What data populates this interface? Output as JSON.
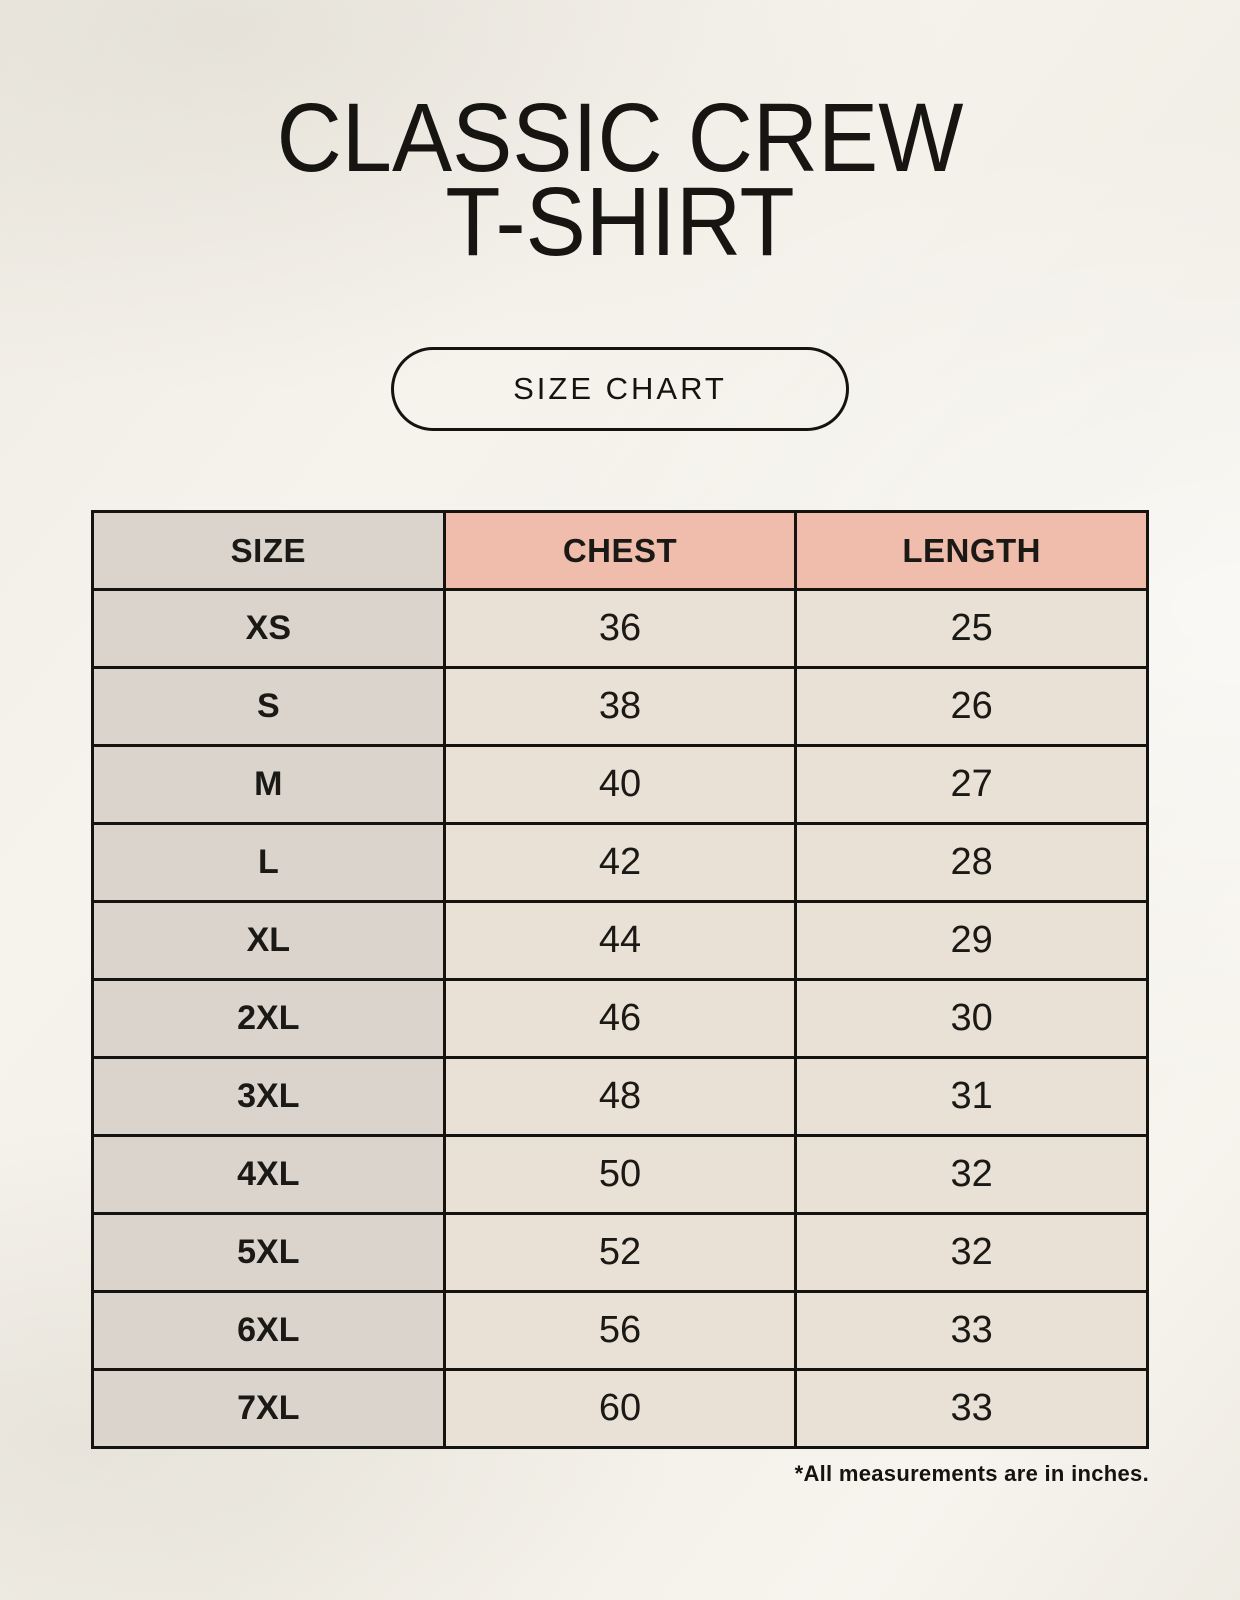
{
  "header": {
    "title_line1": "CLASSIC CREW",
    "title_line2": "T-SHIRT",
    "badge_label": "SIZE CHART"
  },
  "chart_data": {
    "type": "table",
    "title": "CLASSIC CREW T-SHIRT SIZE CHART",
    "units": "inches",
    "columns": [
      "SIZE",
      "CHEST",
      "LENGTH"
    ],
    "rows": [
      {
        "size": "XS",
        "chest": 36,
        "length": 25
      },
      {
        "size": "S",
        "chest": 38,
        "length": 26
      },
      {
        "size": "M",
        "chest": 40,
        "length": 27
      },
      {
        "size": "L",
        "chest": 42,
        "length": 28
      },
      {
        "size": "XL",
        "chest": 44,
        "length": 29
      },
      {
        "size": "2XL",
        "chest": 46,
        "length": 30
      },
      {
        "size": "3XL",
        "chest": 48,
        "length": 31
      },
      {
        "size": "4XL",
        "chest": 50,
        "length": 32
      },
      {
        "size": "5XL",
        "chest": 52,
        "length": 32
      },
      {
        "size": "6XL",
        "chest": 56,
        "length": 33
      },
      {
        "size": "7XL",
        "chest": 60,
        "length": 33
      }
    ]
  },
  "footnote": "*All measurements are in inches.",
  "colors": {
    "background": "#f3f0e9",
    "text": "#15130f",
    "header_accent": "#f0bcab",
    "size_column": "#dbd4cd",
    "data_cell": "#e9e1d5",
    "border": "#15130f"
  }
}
• • • • •
• _STATED TASK_:
Search the records for the word "CLASSIC" and copy every line where it occurs.

• _SOLUTION TO THE PROBLEM_:
    "title_line1": "CLASSIC CREW",
    "title": "CLASSIC CREW T-SHIRT SIZE CHART",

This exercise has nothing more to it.